THE TASK
Extract the full listing verbatim and drop any pictures from your copy.
## Begin INPUT ROWS
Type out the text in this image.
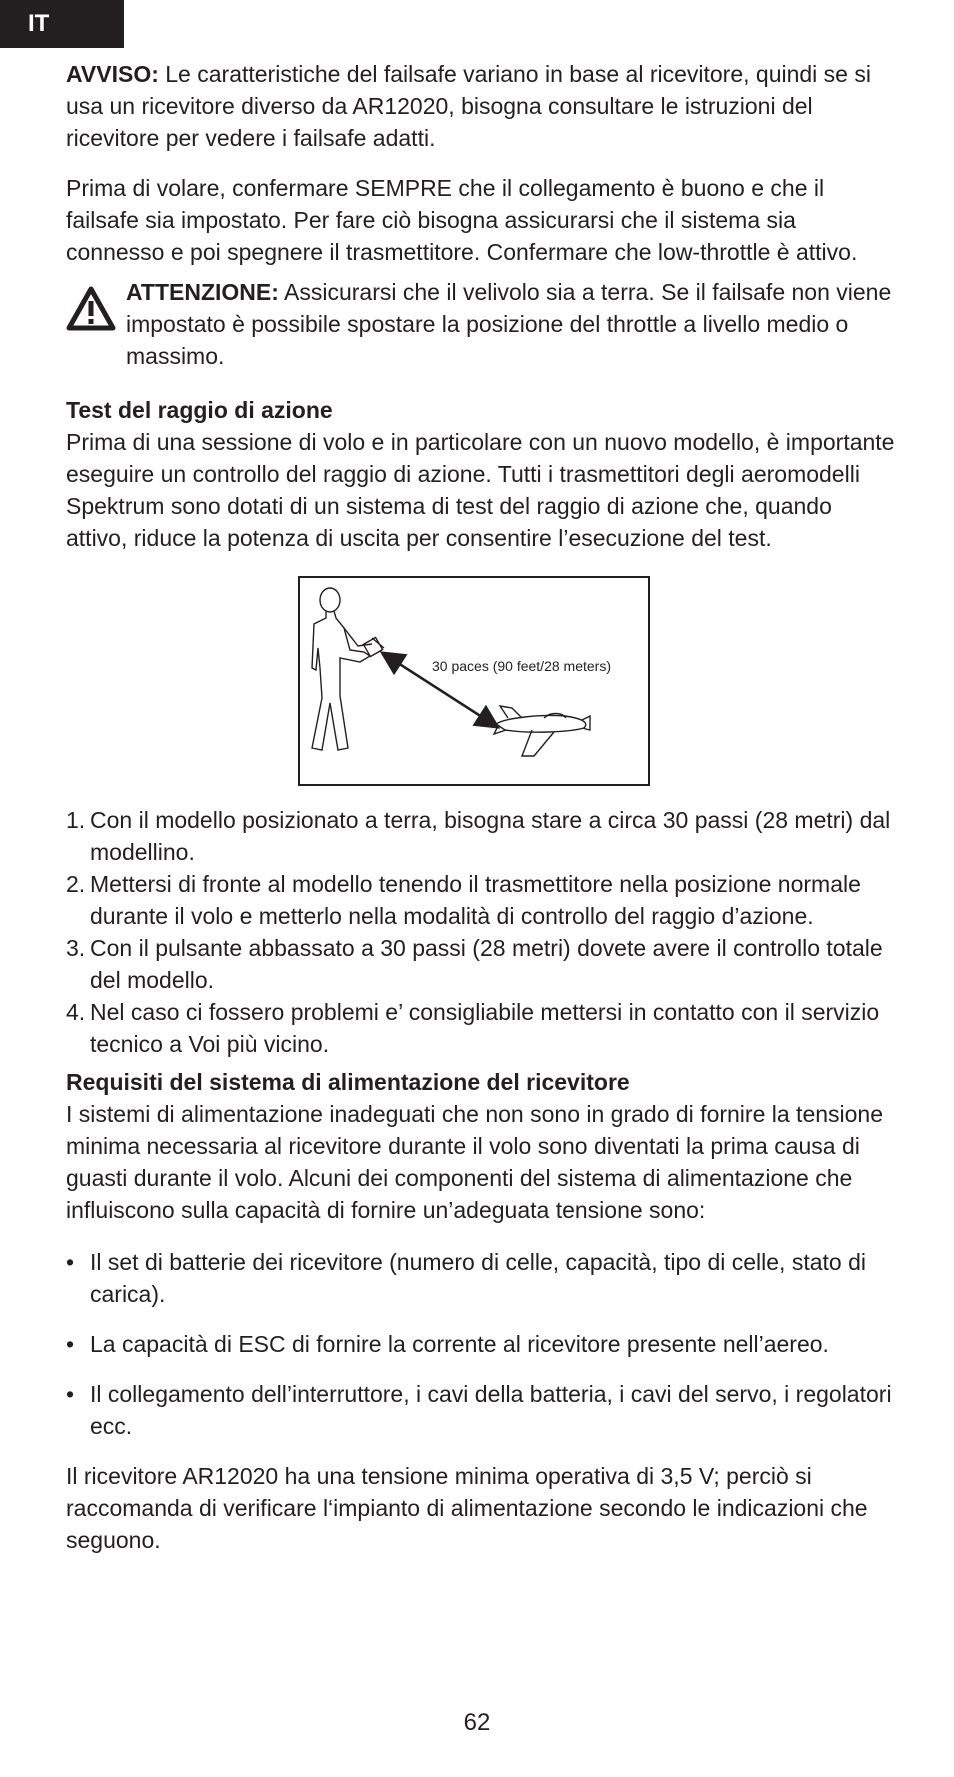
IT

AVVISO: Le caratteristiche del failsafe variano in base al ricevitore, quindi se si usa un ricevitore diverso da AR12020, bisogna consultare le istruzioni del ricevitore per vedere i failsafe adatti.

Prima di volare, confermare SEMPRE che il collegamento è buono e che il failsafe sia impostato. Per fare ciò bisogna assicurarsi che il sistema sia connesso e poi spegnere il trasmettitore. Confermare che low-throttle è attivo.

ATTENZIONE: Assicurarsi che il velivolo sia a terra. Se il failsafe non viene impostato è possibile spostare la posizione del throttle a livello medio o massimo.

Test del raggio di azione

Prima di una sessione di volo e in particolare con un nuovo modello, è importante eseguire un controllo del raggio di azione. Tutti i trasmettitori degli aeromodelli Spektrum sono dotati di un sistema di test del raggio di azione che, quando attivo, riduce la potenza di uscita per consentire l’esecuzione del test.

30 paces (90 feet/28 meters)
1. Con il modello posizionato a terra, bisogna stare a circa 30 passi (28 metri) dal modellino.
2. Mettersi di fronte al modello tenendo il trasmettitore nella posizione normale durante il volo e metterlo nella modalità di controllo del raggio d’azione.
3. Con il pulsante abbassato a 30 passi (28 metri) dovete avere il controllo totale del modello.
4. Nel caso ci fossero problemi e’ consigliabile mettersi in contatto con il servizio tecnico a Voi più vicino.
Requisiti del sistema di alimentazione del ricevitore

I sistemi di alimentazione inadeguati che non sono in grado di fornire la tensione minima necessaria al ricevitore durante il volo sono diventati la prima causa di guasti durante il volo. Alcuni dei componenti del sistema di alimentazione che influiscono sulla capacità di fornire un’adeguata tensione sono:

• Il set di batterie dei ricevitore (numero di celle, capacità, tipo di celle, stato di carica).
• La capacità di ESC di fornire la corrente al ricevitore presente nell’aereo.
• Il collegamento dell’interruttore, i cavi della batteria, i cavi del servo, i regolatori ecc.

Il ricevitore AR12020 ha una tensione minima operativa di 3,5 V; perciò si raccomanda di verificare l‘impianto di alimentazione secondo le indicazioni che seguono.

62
## End INPUT ROWS
SOLUTION FOR THIS EXERCISE
Type out the text in this image.
IT

AVVISO: Le caratteristiche del failsafe variano in base al ricevitore, quindi se si usa un ricevitore diverso da AR12020, bisogna consultare le istruzioni del ricevitore per vedere i failsafe adatti.

Prima di volare, confermare SEMPRE che il collegamento è buono e che il failsafe sia impostato. Per fare ciò bisogna assicurarsi che il sistema sia connesso e poi spegnere il trasmettitore. Confermare che low-throttle è attivo.

ATTENZIONE: Assicurarsi che il velivolo sia a terra. Se il failsafe non viene impostato è possibile spostare la posizione del throttle a livello medio o massimo.

Test del raggio di azione

Prima di una sessione di volo e in particolare con un nuovo modello, è importante eseguire un controllo del raggio di azione. Tutti i trasmettitori degli aeromodelli Spektrum sono dotati di un sistema di test del raggio di azione che, quando attivo, riduce la potenza di uscita per consentire l’esecuzione del test.

30 paces (90 feet/28 meters)
1. Con il modello posizionato a terra, bisogna stare a circa 30 passi (28 metri) dal modellino.
2. Mettersi di fronte al modello tenendo il trasmettitore nella posizione normale durante il volo e metterlo nella modalità di controllo del raggio d’azione.
3. Con il pulsante abbassato a 30 passi (28 metri) dovete avere il controllo totale del modello.
4. Nel caso ci fossero problemi e’ consigliabile mettersi in contatto con il servizio tecnico a Voi più vicino.
Requisiti del sistema di alimentazione del ricevitore

I sistemi di alimentazione inadeguati che non sono in grado di fornire la tensione minima necessaria al ricevitore durante il volo sono diventati la prima causa di guasti durante il volo. Alcuni dei componenti del sistema di alimentazione che influiscono sulla capacità di fornire un’adeguata tensione sono:

• Il set di batterie dei ricevitore (numero di celle, capacità, tipo di celle, stato di carica).
• La capacità di ESC di fornire la corrente al ricevitore presente nell’aereo.
• Il collegamento dell’interruttore, i cavi della batteria, i cavi del servo, i regolatori ecc.

Il ricevitore AR12020 ha una tensione minima operativa di 3,5 V; perciò si raccomanda di verificare l‘impianto di alimentazione secondo le indicazioni che seguono.

62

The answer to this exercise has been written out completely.